Answer with one number: the count of lines in the listing below that hold the word "图横轴表示电流表示数".

════

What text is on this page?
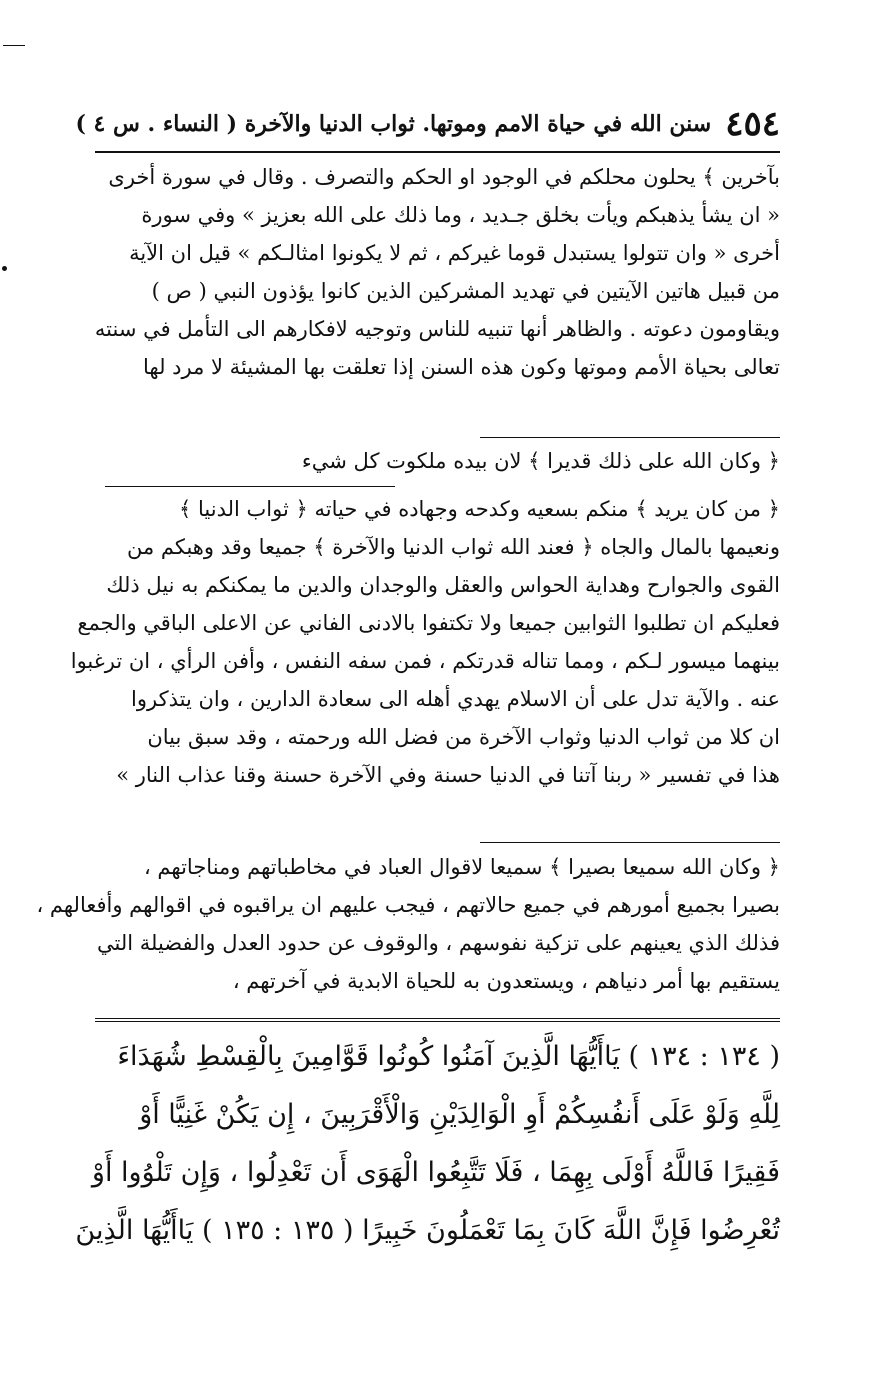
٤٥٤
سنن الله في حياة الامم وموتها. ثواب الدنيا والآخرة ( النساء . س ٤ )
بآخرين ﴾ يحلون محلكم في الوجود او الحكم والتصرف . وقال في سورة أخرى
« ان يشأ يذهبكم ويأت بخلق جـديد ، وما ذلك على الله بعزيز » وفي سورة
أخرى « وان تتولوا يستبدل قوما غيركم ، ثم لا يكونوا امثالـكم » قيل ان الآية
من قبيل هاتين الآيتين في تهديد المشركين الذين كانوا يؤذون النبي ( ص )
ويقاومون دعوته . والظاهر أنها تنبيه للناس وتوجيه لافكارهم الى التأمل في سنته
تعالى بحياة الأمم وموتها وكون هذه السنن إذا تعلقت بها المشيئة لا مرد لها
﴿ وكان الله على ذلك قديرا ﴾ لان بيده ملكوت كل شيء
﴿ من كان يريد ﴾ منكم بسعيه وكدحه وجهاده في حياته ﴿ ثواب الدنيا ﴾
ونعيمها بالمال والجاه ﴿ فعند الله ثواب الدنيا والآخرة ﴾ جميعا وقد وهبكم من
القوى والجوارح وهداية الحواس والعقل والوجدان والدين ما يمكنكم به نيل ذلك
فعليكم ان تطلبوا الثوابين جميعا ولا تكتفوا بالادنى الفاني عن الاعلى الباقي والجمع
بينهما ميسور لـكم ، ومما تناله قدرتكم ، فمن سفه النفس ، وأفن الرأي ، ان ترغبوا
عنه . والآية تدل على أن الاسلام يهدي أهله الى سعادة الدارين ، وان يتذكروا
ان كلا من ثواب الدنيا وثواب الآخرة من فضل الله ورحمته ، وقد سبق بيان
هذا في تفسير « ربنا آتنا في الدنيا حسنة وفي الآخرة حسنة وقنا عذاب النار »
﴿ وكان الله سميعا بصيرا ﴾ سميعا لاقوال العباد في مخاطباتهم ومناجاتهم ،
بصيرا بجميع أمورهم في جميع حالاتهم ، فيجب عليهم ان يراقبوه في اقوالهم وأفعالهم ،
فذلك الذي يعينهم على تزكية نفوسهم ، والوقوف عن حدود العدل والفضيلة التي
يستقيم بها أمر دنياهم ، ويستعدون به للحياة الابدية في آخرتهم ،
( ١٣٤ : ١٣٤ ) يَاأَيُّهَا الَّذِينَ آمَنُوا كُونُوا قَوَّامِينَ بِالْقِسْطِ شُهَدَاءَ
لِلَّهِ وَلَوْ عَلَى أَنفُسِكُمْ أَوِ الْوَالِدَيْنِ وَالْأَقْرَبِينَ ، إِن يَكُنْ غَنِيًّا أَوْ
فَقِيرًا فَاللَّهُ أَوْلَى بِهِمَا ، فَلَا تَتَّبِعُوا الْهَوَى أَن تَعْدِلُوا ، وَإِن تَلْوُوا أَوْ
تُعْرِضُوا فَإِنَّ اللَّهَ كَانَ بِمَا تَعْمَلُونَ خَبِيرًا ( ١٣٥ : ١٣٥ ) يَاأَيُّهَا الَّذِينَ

════

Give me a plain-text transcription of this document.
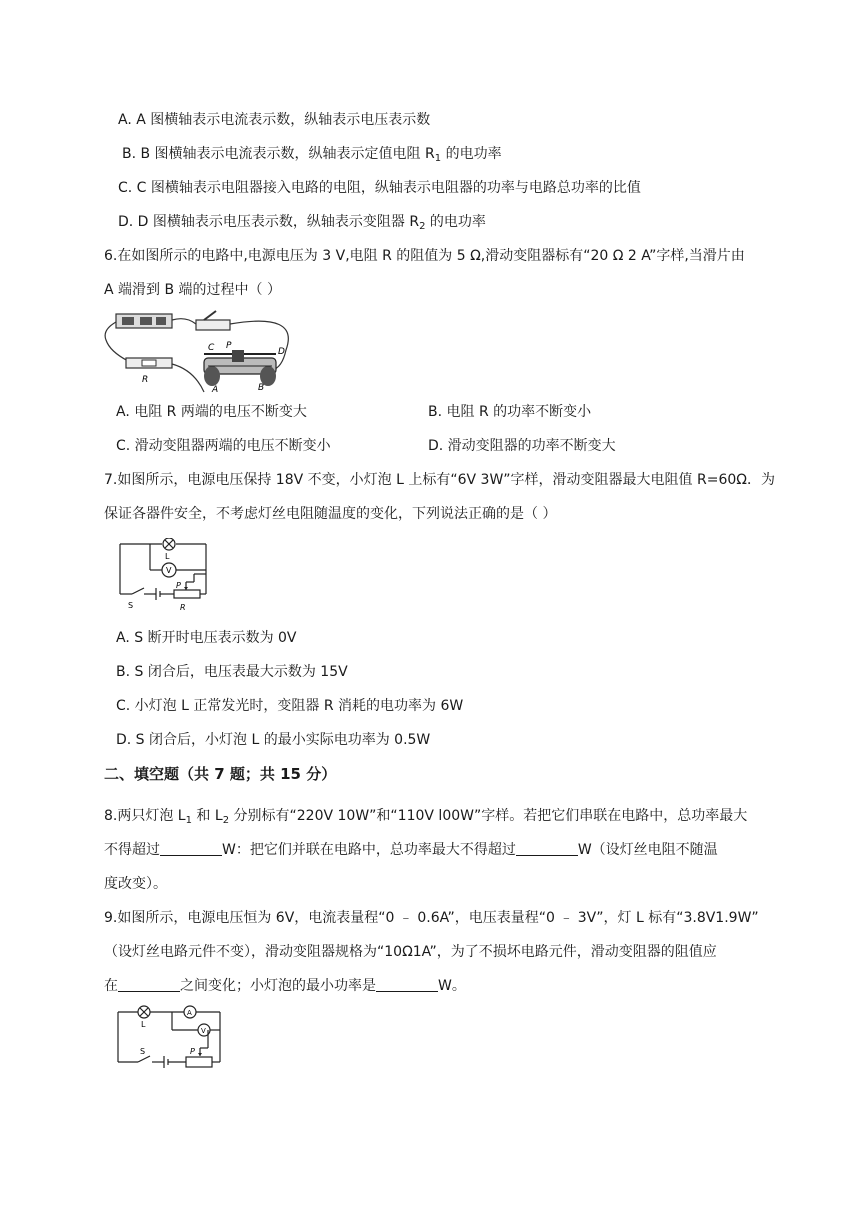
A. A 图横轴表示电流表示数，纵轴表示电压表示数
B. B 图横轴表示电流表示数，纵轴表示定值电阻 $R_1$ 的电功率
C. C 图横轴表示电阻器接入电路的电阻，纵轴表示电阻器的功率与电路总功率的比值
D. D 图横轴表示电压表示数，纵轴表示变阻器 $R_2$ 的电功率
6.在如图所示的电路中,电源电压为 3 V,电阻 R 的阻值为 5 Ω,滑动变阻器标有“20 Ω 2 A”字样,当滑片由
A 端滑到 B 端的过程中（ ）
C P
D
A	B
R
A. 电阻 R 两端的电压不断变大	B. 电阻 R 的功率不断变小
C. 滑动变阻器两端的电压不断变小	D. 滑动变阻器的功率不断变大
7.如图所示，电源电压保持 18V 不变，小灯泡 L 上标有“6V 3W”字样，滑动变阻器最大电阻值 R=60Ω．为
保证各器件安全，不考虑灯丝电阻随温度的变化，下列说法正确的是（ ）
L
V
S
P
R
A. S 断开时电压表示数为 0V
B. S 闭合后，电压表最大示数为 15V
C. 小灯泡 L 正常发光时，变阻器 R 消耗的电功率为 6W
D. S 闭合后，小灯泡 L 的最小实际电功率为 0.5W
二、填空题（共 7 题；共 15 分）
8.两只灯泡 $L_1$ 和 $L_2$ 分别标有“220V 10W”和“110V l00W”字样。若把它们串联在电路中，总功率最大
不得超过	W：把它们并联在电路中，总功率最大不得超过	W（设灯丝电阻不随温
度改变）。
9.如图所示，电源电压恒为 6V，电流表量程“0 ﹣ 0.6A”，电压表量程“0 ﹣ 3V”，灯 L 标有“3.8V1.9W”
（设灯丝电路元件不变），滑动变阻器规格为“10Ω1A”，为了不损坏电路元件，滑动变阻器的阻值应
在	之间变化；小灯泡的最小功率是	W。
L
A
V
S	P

════

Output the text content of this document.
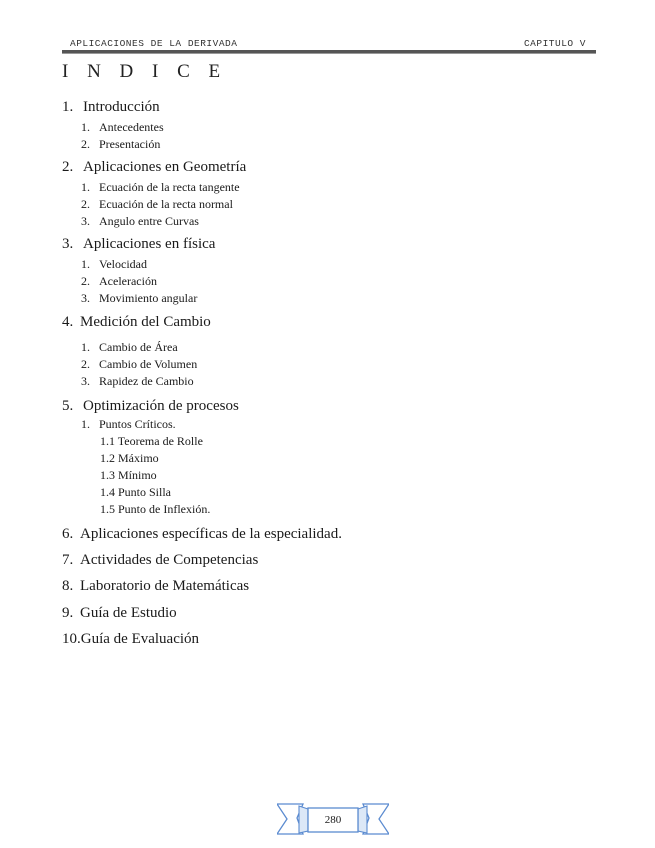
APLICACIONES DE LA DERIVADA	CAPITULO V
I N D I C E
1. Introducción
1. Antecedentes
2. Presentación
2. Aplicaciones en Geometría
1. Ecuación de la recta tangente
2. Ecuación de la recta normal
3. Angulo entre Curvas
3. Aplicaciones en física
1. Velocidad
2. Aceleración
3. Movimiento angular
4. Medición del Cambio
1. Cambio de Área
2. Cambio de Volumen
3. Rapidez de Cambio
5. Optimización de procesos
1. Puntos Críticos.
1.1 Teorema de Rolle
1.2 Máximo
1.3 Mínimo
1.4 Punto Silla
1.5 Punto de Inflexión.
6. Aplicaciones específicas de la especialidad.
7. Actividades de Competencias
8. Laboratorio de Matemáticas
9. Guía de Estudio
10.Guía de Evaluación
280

════

Expected output :: 2